__YOUR TASK__
Determine the number of lines containing the word "Contains", and state that figure alone.

+++ ENTRIES SUPPLIED

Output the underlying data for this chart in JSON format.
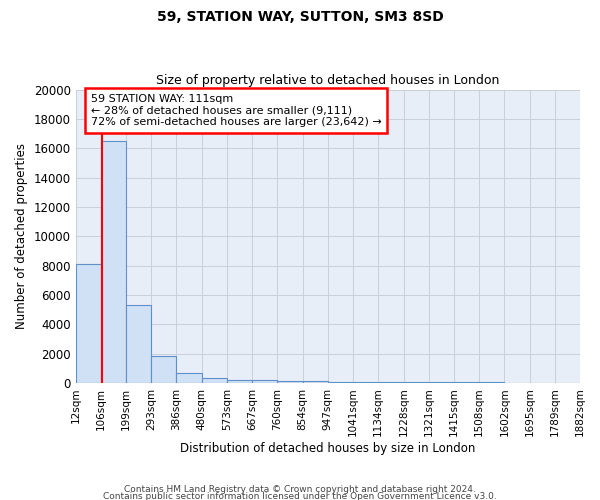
{
  "title1": "59, STATION WAY, SUTTON, SM3 8SD",
  "title2": "Size of property relative to detached houses in London",
  "xlabel": "Distribution of detached houses by size in London",
  "ylabel": "Number of detached properties",
  "bar_color": "#d0e0f5",
  "bar_edge_color": "#6090c8",
  "bar_edge_width": 0.8,
  "grid_color": "#c8d0dc",
  "bg_color": "#e8eef8",
  "annotation_text": "59 STATION WAY: 111sqm\n← 28% of detached houses are smaller (9,111)\n72% of semi-detached houses are larger (23,642) →",
  "annotation_box_color": "white",
  "annotation_box_edge": "red",
  "red_line_x": 111,
  "red_line_color": "red",
  "footnote1": "Contains HM Land Registry data © Crown copyright and database right 2024.",
  "footnote2": "Contains public sector information licensed under the Open Government Licence v3.0.",
  "bin_edges": [
    12,
    106,
    199,
    293,
    386,
    480,
    573,
    667,
    760,
    854,
    947,
    1041,
    1134,
    1228,
    1321,
    1415,
    1508,
    1602,
    1695,
    1789,
    1882
  ],
  "bar_heights": [
    8100,
    16500,
    5300,
    1850,
    700,
    300,
    220,
    200,
    150,
    120,
    80,
    70,
    55,
    45,
    40,
    35,
    28,
    22,
    18,
    15
  ],
  "ylim": [
    0,
    20000
  ],
  "yticks": [
    0,
    2000,
    4000,
    6000,
    8000,
    10000,
    12000,
    14000,
    16000,
    18000,
    20000
  ]
}
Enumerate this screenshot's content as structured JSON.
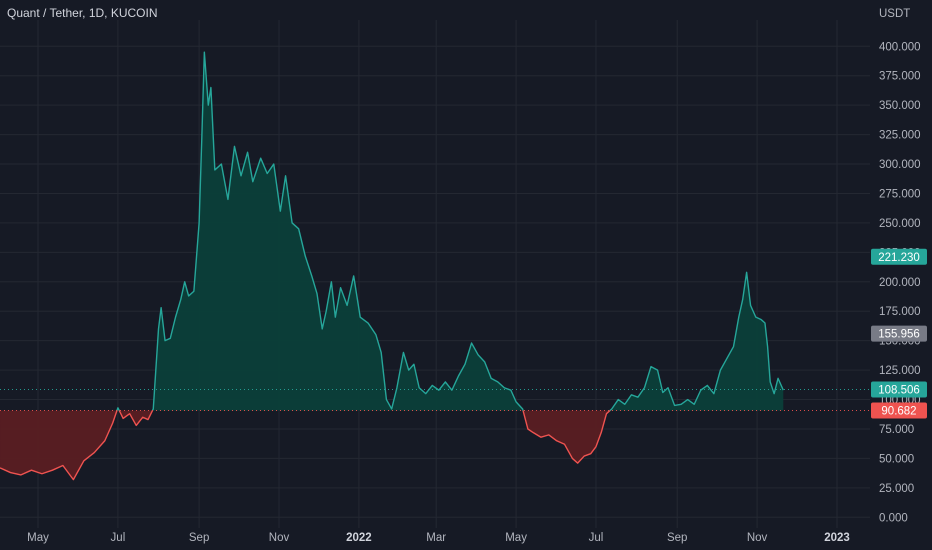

++++++

__TASK OUTPUT__
2